▶ [What you should do]: Skip the pictures. Reproduce all other material exactly.

Items listed in a dataset
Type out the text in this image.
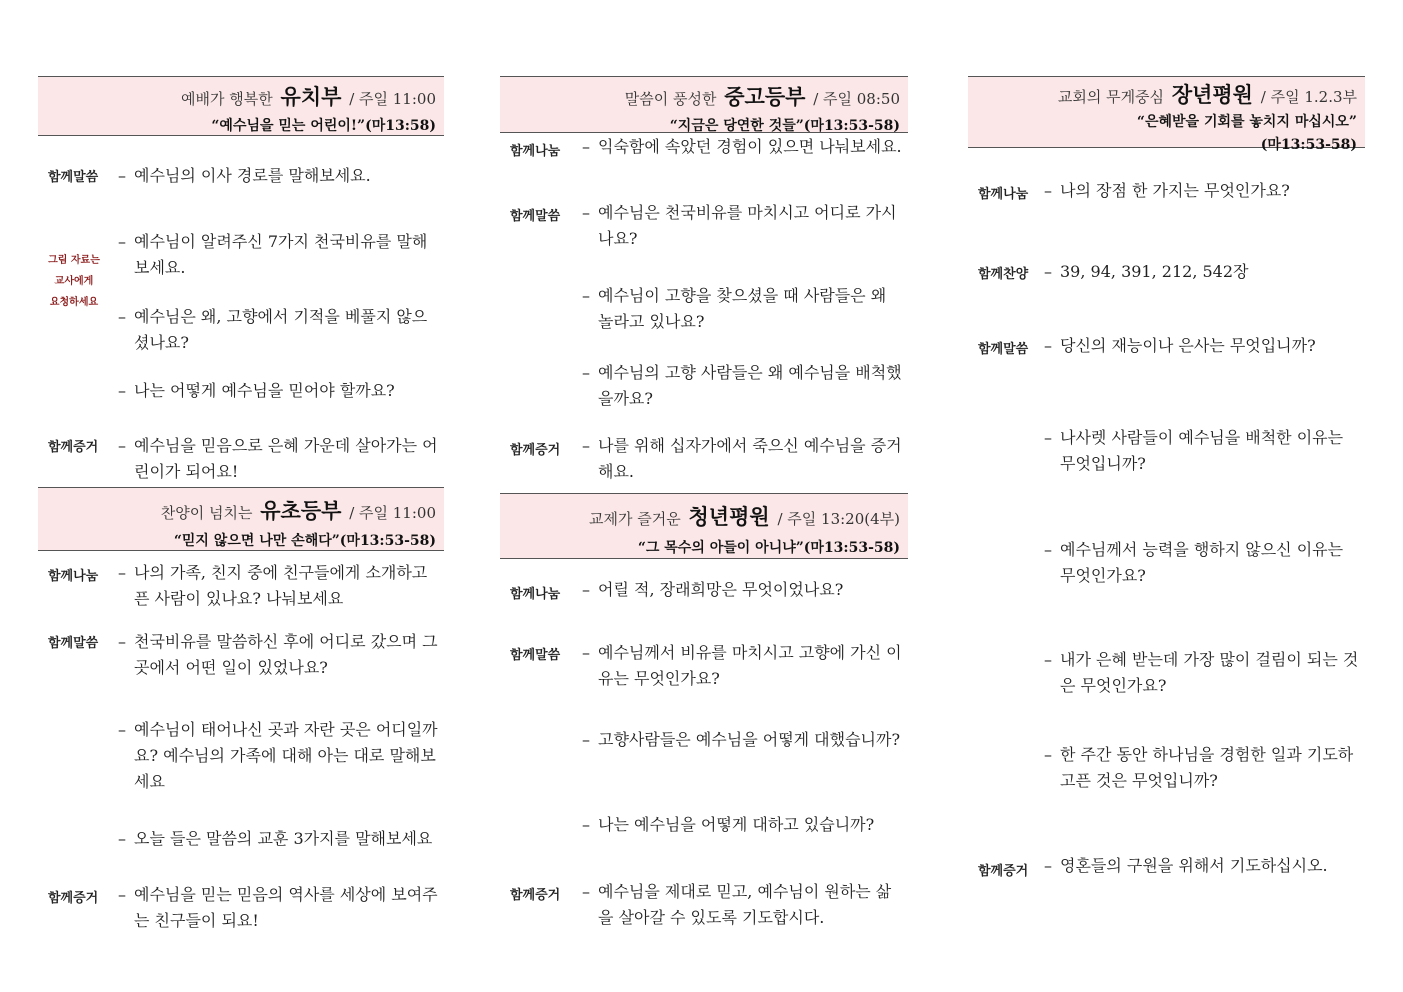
예배가 행복한 유치부 / 주일 11:00
“예수님을 믿는 어린이!”(마13:58)
함께말씀 – 예수님의 이사 경로를 말해보세요.
그림 자료는
교사에게
요청하세요
– 예수님이 알려주신 7가지 천국비유를 말해보세요.
– 예수님은 왜, 고향에서 기적을 베풀지 않으셨나요?
– 나는 어떻게 예수님을 믿어야 할까요?
함께증거 – 예수님을 믿음으로 은혜 가운데 살아가는 어린이가 되어요!
찬양이 넘치는 유초등부 / 주일 11:00
“믿지 않으면 나만 손해다”(마13:53-58)
함께나눔 – 나의 가족, 친지 중에 친구들에게 소개하고픈 사람이 있나요? 나눠보세요
함께말씀 – 천국비유를 말씀하신 후에 어디로 갔으며 그곳에서 어떤 일이 있었나요?
– 예수님이 태어나신 곳과 자란 곳은 어디일까요? 예수님의 가족에 대해 아는 대로 말해보세요
– 오늘 들은 말씀의 교훈 3가지를 말해보세요
함께증거 – 예수님을 믿는 믿음의 역사를 세상에 보여주는 친구들이 되요!
말씀이 풍성한 중고등부 / 주일 08:50
“지금은 당연한 것들”(마13:53-58)
함께나눔 – 익숙함에 속았던 경험이 있으면 나눠보세요.
함께말씀 – 예수님은 천국비유를 마치시고 어디로 가시나요?
– 예수님이 고향을 찾으셨을 때 사람들은 왜 놀라고 있나요?
– 예수님의 고향 사람들은 왜 예수님을 배척했을까요?
함께증거 – 나를 위해 십자가에서 죽으신 예수님을 증거해요.
교제가 즐거운 청년평원 / 주일 13:20(4부)
“그 목수의 아들이 아니냐”(마13:53-58)
함께나눔 – 어릴 적, 장래희망은 무엇이었나요?
함께말씀 – 예수님께서 비유를 마치시고 고향에 가신 이유는 무엇인가요?
– 고향사람들은 예수님을 어떻게 대했습니까?
– 나는 예수님을 어떻게 대하고 있습니까?
함께증거 – 예수님을 제대로 믿고, 예수님이 원하는 삶을 살아갈 수 있도록 기도합시다.
교회의 무게중심 장년평원 / 주일 1.2.3부
“은혜받을 기회를 놓치지 마십시오”
(마13:53-58)
함께나눔 – 나의 장점 한 가지는 무엇인가요?
함께찬양 – 39, 94, 391, 212, 542장
함께말씀 – 당신의 재능이나 은사는 무엇입니까?
– 나사렛 사람들이 예수님을 배척한 이유는 무엇입니까?
– 예수님께서 능력을 행하지 않으신 이유는 무엇인가요?
– 내가 은혜 받는데 가장 많이 걸림이 되는 것은 무엇인가요?
– 한 주간 동안 하나님을 경험한 일과 기도하고픈 것은 무엇입니까?
함께증거 – 영혼들의 구원을 위해서 기도하십시오.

▶ [Answer to this problem]:
Type out the text in this image.
예배가 행복한 유치부 / 주일 11:00
“예수님을 믿는 어린이!”(마13:58)
함께말씀 – 예수님의 이사 경로를 말해보세요.
그림 자료는
교사에게
요청하세요
– 예수님이 알려주신 7가지 천국비유를 말해보세요.
– 예수님은 왜, 고향에서 기적을 베풀지 않으셨나요?
– 나는 어떻게 예수님을 믿어야 할까요?
함께증거 – 예수님을 믿음으로 은혜 가운데 살아가는 어린이가 되어요!
찬양이 넘치는 유초등부 / 주일 11:00
“믿지 않으면 나만 손해다”(마13:53-58)
함께나눔 – 나의 가족, 친지 중에 친구들에게 소개하고픈 사람이 있나요? 나눠보세요
함께말씀 – 천국비유를 말씀하신 후에 어디로 갔으며 그곳에서 어떤 일이 있었나요?
– 예수님이 태어나신 곳과 자란 곳은 어디일까요? 예수님의 가족에 대해 아는 대로 말해보세요
– 오늘 들은 말씀의 교훈 3가지를 말해보세요
함께증거 – 예수님을 믿는 믿음의 역사를 세상에 보여주는 친구들이 되요!
말씀이 풍성한 중고등부 / 주일 08:50
“지금은 당연한 것들”(마13:53-58)
함께나눔 – 익숙함에 속았던 경험이 있으면 나눠보세요.
함께말씀 – 예수님은 천국비유를 마치시고 어디로 가시나요?
– 예수님이 고향을 찾으셨을 때 사람들은 왜 놀라고 있나요?
– 예수님의 고향 사람들은 왜 예수님을 배척했을까요?
함께증거 – 나를 위해 십자가에서 죽으신 예수님을 증거해요.
교제가 즐거운 청년평원 / 주일 13:20(4부)
“그 목수의 아들이 아니냐”(마13:53-58)
함께나눔 – 어릴 적, 장래희망은 무엇이었나요?
함께말씀 – 예수님께서 비유를 마치시고 고향에 가신 이유는 무엇인가요?
– 고향사람들은 예수님을 어떻게 대했습니까?
– 나는 예수님을 어떻게 대하고 있습니까?
함께증거 – 예수님을 제대로 믿고, 예수님이 원하는 삶을 살아갈 수 있도록 기도합시다.
교회의 무게중심 장년평원 / 주일 1.2.3부
“은혜받을 기회를 놓치지 마십시오”
(마13:53-58)
함께나눔 – 나의 장점 한 가지는 무엇인가요?
함께찬양 – 39, 94, 391, 212, 542장
함께말씀 – 당신의 재능이나 은사는 무엇입니까?
– 나사렛 사람들이 예수님을 배척한 이유는 무엇입니까?
– 예수님께서 능력을 행하지 않으신 이유는 무엇인가요?
– 내가 은혜 받는데 가장 많이 걸림이 되는 것은 무엇인가요?
– 한 주간 동안 하나님을 경험한 일과 기도하고픈 것은 무엇입니까?
함께증거 – 영혼들의 구원을 위해서 기도하십시오.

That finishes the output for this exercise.